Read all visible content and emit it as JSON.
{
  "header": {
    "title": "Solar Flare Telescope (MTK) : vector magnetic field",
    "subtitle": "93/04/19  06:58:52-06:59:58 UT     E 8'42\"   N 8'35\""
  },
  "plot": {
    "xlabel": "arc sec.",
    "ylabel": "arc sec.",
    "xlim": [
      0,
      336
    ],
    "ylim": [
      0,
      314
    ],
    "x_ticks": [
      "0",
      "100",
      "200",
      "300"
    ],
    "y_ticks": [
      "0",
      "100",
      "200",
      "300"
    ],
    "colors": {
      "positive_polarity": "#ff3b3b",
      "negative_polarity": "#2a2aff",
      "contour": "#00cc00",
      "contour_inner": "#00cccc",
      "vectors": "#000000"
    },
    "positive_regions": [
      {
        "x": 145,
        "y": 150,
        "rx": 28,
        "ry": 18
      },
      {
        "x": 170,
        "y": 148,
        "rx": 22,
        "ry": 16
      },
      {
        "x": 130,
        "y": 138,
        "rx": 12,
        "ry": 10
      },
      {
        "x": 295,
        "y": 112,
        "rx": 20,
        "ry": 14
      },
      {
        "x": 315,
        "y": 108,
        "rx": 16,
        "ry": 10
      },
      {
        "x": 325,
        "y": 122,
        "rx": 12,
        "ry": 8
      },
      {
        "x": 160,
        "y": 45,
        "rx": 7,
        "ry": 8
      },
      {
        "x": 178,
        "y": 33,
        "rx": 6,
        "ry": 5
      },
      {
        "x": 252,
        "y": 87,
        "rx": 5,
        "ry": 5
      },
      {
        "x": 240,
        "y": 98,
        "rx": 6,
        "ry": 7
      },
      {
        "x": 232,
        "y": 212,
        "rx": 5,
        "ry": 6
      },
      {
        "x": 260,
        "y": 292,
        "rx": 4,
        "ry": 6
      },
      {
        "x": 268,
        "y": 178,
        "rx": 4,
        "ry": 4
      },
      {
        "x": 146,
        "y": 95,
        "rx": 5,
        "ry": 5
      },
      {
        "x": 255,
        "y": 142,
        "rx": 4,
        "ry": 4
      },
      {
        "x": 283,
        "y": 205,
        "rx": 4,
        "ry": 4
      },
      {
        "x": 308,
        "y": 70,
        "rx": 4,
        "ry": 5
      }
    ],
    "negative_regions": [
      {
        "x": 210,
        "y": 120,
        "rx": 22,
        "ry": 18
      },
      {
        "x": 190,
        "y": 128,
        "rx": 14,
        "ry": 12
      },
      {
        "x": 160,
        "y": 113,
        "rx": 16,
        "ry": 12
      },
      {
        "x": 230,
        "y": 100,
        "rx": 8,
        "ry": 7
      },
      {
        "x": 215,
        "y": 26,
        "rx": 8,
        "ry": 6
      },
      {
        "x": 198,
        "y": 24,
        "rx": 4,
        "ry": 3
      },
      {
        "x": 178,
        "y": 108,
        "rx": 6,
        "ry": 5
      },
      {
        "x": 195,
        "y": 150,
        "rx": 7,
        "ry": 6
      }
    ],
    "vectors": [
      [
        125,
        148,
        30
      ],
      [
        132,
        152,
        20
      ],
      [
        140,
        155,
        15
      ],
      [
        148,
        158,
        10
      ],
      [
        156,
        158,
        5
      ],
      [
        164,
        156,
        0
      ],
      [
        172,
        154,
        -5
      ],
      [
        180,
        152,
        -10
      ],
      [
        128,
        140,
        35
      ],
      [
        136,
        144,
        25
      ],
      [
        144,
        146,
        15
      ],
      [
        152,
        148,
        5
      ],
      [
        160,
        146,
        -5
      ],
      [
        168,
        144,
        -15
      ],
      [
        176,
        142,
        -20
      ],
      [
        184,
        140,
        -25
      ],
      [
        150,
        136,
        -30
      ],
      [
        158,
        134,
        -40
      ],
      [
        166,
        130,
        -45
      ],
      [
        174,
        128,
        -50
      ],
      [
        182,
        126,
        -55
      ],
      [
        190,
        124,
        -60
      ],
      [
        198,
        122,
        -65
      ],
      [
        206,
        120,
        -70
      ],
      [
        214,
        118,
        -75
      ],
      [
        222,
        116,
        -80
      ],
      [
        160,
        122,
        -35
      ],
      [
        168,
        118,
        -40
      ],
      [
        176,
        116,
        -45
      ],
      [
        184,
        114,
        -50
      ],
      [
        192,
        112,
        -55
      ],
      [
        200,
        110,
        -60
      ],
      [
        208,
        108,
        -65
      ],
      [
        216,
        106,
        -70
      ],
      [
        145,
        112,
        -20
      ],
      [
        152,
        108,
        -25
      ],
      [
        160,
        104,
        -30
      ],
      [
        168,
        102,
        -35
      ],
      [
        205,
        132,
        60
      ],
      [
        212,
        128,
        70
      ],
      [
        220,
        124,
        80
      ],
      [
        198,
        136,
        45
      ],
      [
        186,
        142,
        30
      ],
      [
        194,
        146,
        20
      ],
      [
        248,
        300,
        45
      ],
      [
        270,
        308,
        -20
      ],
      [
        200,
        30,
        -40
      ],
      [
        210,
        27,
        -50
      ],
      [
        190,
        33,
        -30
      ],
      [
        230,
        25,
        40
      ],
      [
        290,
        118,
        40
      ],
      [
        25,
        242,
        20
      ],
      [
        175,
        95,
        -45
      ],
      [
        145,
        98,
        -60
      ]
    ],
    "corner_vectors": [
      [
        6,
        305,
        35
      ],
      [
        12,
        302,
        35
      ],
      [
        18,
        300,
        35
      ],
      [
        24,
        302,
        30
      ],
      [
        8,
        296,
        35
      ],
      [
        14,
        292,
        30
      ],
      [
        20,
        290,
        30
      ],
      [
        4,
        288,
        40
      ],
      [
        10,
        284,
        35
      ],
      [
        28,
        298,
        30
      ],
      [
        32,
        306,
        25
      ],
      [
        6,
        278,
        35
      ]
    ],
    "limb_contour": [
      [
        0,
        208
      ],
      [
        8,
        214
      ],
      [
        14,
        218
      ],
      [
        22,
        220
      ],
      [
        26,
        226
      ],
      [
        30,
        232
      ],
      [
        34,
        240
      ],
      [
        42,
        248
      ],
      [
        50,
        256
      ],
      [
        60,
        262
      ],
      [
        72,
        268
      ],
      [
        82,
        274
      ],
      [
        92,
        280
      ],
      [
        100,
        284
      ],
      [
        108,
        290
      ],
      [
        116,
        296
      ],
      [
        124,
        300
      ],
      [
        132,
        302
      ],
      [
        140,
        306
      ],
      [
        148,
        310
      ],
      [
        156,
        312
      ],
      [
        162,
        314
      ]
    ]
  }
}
════════
▶ **EXERCISE DIRECTIONS**:
Write out the whole listing again. Match it word for word.

▶ **WRITTEN RESPONSE**:
Read all visible content and emit it as JSON.
{
  "header": {
    "title": "Solar Flare Telescope (MTK) : vector magnetic field",
    "subtitle": "93/04/19  06:58:52-06:59:58 UT     E 8'42\"   N 8'35\""
  },
  "plot": {
    "xlabel": "arc sec.",
    "ylabel": "arc sec.",
    "xlim": [
      0,
      336
    ],
    "ylim": [
      0,
      314
    ],
    "x_ticks": [
      "0",
      "100",
      "200",
      "300"
    ],
    "y_ticks": [
      "0",
      "100",
      "200",
      "300"
    ],
    "colors": {
      "positive_polarity": "#ff3b3b",
      "negative_polarity": "#2a2aff",
      "contour": "#00cc00",
      "contour_inner": "#00cccc",
      "vectors": "#000000"
    },
    "positive_regions": [
      {
        "x": 145,
        "y": 150,
        "rx": 28,
        "ry": 18
      },
      {
        "x": 170,
        "y": 148,
        "rx": 22,
        "ry": 16
      },
      {
        "x": 130,
        "y": 138,
        "rx": 12,
        "ry": 10
      },
      {
        "x": 295,
        "y": 112,
        "rx": 20,
        "ry": 14
      },
      {
        "x": 315,
        "y": 108,
        "rx": 16,
        "ry": 10
      },
      {
        "x": 325,
        "y": 122,
        "rx": 12,
        "ry": 8
      },
      {
        "x": 160,
        "y": 45,
        "rx": 7,
        "ry": 8
      },
      {
        "x": 178,
        "y": 33,
        "rx": 6,
        "ry": 5
      },
      {
        "x": 252,
        "y": 87,
        "rx": 5,
        "ry": 5
      },
      {
        "x": 240,
        "y": 98,
        "rx": 6,
        "ry": 7
      },
      {
        "x": 232,
        "y": 212,
        "rx": 5,
        "ry": 6
      },
      {
        "x": 260,
        "y": 292,
        "rx": 4,
        "ry": 6
      },
      {
        "x": 268,
        "y": 178,
        "rx": 4,
        "ry": 4
      },
      {
        "x": 146,
        "y": 95,
        "rx": 5,
        "ry": 5
      },
      {
        "x": 255,
        "y": 142,
        "rx": 4,
        "ry": 4
      },
      {
        "x": 283,
        "y": 205,
        "rx": 4,
        "ry": 4
      },
      {
        "x": 308,
        "y": 70,
        "rx": 4,
        "ry": 5
      }
    ],
    "negative_regions": [
      {
        "x": 210,
        "y": 120,
        "rx": 22,
        "ry": 18
      },
      {
        "x": 190,
        "y": 128,
        "rx": 14,
        "ry": 12
      },
      {
        "x": 160,
        "y": 113,
        "rx": 16,
        "ry": 12
      },
      {
        "x": 230,
        "y": 100,
        "rx": 8,
        "ry": 7
      },
      {
        "x": 215,
        "y": 26,
        "rx": 8,
        "ry": 6
      },
      {
        "x": 198,
        "y": 24,
        "rx": 4,
        "ry": 3
      },
      {
        "x": 178,
        "y": 108,
        "rx": 6,
        "ry": 5
      },
      {
        "x": 195,
        "y": 150,
        "rx": 7,
        "ry": 6
      }
    ],
    "vectors": [
      [
        125,
        148,
        30
      ],
      [
        132,
        152,
        20
      ],
      [
        140,
        155,
        15
      ],
      [
        148,
        158,
        10
      ],
      [
        156,
        158,
        5
      ],
      [
        164,
        156,
        0
      ],
      [
        172,
        154,
        -5
      ],
      [
        180,
        152,
        -10
      ],
      [
        128,
        140,
        35
      ],
      [
        136,
        144,
        25
      ],
      [
        144,
        146,
        15
      ],
      [
        152,
        148,
        5
      ],
      [
        160,
        146,
        -5
      ],
      [
        168,
        144,
        -15
      ],
      [
        176,
        142,
        -20
      ],
      [
        184,
        140,
        -25
      ],
      [
        150,
        136,
        -30
      ],
      [
        158,
        134,
        -40
      ],
      [
        166,
        130,
        -45
      ],
      [
        174,
        128,
        -50
      ],
      [
        182,
        126,
        -55
      ],
      [
        190,
        124,
        -60
      ],
      [
        198,
        122,
        -65
      ],
      [
        206,
        120,
        -70
      ],
      [
        214,
        118,
        -75
      ],
      [
        222,
        116,
        -80
      ],
      [
        160,
        122,
        -35
      ],
      [
        168,
        118,
        -40
      ],
      [
        176,
        116,
        -45
      ],
      [
        184,
        114,
        -50
      ],
      [
        192,
        112,
        -55
      ],
      [
        200,
        110,
        -60
      ],
      [
        208,
        108,
        -65
      ],
      [
        216,
        106,
        -70
      ],
      [
        145,
        112,
        -20
      ],
      [
        152,
        108,
        -25
      ],
      [
        160,
        104,
        -30
      ],
      [
        168,
        102,
        -35
      ],
      [
        205,
        132,
        60
      ],
      [
        212,
        128,
        70
      ],
      [
        220,
        124,
        80
      ],
      [
        198,
        136,
        45
      ],
      [
        186,
        142,
        30
      ],
      [
        194,
        146,
        20
      ],
      [
        248,
        300,
        45
      ],
      [
        270,
        308,
        -20
      ],
      [
        200,
        30,
        -40
      ],
      [
        210,
        27,
        -50
      ],
      [
        190,
        33,
        -30
      ],
      [
        230,
        25,
        40
      ],
      [
        290,
        118,
        40
      ],
      [
        25,
        242,
        20
      ],
      [
        175,
        95,
        -45
      ],
      [
        145,
        98,
        -60
      ]
    ],
    "corner_vectors": [
      [
        6,
        305,
        35
      ],
      [
        12,
        302,
        35
      ],
      [
        18,
        300,
        35
      ],
      [
        24,
        302,
        30
      ],
      [
        8,
        296,
        35
      ],
      [
        14,
        292,
        30
      ],
      [
        20,
        290,
        30
      ],
      [
        4,
        288,
        40
      ],
      [
        10,
        284,
        35
      ],
      [
        28,
        298,
        30
      ],
      [
        32,
        306,
        25
      ],
      [
        6,
        278,
        35
      ]
    ],
    "limb_contour": [
      [
        0,
        208
      ],
      [
        8,
        214
      ],
      [
        14,
        218
      ],
      [
        22,
        220
      ],
      [
        26,
        226
      ],
      [
        30,
        232
      ],
      [
        34,
        240
      ],
      [
        42,
        248
      ],
      [
        50,
        256
      ],
      [
        60,
        262
      ],
      [
        72,
        268
      ],
      [
        82,
        274
      ],
      [
        92,
        280
      ],
      [
        100,
        284
      ],
      [
        108,
        290
      ],
      [
        116,
        296
      ],
      [
        124,
        300
      ],
      [
        132,
        302
      ],
      [
        140,
        306
      ],
      [
        148,
        310
      ],
      [
        156,
        312
      ],
      [
        162,
        314
      ]
    ]
  }
}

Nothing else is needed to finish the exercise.